§ Exercise:
The records that follow must be repeated verbatim, every one of them.
++++ Provided material ++++
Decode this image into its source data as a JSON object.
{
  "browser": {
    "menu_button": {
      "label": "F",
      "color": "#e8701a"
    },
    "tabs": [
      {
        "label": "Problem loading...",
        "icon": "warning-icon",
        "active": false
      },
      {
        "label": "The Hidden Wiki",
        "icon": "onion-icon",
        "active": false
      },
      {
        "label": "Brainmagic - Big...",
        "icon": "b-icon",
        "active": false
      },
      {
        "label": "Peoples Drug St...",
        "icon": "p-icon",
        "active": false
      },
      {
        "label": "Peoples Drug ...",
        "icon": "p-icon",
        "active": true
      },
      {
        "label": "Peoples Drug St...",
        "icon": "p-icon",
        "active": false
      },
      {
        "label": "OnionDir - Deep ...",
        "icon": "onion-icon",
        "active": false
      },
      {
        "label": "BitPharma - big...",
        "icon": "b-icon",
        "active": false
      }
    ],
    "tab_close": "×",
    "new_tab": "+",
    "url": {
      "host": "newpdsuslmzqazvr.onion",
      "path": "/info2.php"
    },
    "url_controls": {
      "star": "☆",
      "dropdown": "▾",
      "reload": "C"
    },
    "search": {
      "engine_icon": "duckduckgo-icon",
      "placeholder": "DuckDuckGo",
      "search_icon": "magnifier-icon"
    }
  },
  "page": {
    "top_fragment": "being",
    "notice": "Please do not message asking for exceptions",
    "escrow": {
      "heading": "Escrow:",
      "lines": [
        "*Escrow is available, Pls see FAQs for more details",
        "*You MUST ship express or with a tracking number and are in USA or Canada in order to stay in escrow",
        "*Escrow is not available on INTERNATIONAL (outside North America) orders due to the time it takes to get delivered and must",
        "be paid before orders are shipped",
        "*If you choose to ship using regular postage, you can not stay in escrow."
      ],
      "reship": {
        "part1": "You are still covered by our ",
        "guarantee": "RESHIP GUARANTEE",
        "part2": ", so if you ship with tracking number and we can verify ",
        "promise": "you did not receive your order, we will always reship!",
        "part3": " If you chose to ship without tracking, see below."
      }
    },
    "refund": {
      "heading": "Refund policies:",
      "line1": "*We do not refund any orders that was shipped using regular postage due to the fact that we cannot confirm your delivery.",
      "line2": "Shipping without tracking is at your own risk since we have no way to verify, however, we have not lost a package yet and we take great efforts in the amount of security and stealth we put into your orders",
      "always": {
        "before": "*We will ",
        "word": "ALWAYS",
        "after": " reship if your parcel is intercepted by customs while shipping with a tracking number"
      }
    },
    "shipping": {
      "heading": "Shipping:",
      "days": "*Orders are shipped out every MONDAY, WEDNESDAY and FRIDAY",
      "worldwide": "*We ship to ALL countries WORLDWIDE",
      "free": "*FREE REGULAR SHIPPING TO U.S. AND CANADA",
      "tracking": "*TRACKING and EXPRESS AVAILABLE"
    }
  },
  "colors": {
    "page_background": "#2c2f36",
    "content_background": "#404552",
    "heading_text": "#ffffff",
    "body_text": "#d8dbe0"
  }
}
++++
§ Result of the task:
Decode this image into its source data as a JSON object.
{
  "browser": {
    "menu_button": {
      "label": "F",
      "color": "#e8701a"
    },
    "tabs": [
      {
        "label": "Problem loading...",
        "icon": "warning-icon",
        "active": false
      },
      {
        "label": "The Hidden Wiki",
        "icon": "onion-icon",
        "active": false
      },
      {
        "label": "Brainmagic - Big...",
        "icon": "b-icon",
        "active": false
      },
      {
        "label": "Peoples Drug St...",
        "icon": "p-icon",
        "active": false
      },
      {
        "label": "Peoples Drug ...",
        "icon": "p-icon",
        "active": true
      },
      {
        "label": "Peoples Drug St...",
        "icon": "p-icon",
        "active": false
      },
      {
        "label": "OnionDir - Deep ...",
        "icon": "onion-icon",
        "active": false
      },
      {
        "label": "BitPharma - big...",
        "icon": "b-icon",
        "active": false
      }
    ],
    "tab_close": "×",
    "new_tab": "+",
    "url": {
      "host": "newpdsuslmzqazvr.onion",
      "path": "/info2.php"
    },
    "url_controls": {
      "star": "☆",
      "dropdown": "▾",
      "reload": "C"
    },
    "search": {
      "engine_icon": "duckduckgo-icon",
      "placeholder": "DuckDuckGo",
      "search_icon": "magnifier-icon"
    }
  },
  "page": {
    "top_fragment": "being",
    "notice": "Please do not message asking for exceptions",
    "escrow": {
      "heading": "Escrow:",
      "lines": [
        "*Escrow is available, Pls see FAQs for more details",
        "*You MUST ship express or with a tracking number and are in USA or Canada in order to stay in escrow",
        "*Escrow is not available on INTERNATIONAL (outside North America) orders due to the time it takes to get delivered and must",
        "be paid before orders are shipped",
        "*If you choose to ship using regular postage, you can not stay in escrow."
      ],
      "reship": {
        "part1": "You are still covered by our ",
        "guarantee": "RESHIP GUARANTEE",
        "part2": ", so if you ship with tracking number and we can verify ",
        "promise": "you did not receive your order, we will always reship!",
        "part3": " If you chose to ship without tracking, see below."
      }
    },
    "refund": {
      "heading": "Refund policies:",
      "line1": "*We do not refund any orders that was shipped using regular postage due to the fact that we cannot confirm your delivery.",
      "line2": "Shipping without tracking is at your own risk since we have no way to verify, however, we have not lost a package yet and we take great efforts in the amount of security and stealth we put into your orders",
      "always": {
        "before": "*We will ",
        "word": "ALWAYS",
        "after": " reship if your parcel is intercepted by customs while shipping with a tracking number"
      }
    },
    "shipping": {
      "heading": "Shipping:",
      "days": "*Orders are shipped out every MONDAY, WEDNESDAY and FRIDAY",
      "worldwide": "*We ship to ALL countries WORLDWIDE",
      "free": "*FREE REGULAR SHIPPING TO U.S. AND CANADA",
      "tracking": "*TRACKING and EXPRESS AVAILABLE"
    }
  },
  "colors": {
    "page_background": "#2c2f36",
    "content_background": "#404552",
    "heading_text": "#ffffff",
    "body_text": "#d8dbe0"
  }
}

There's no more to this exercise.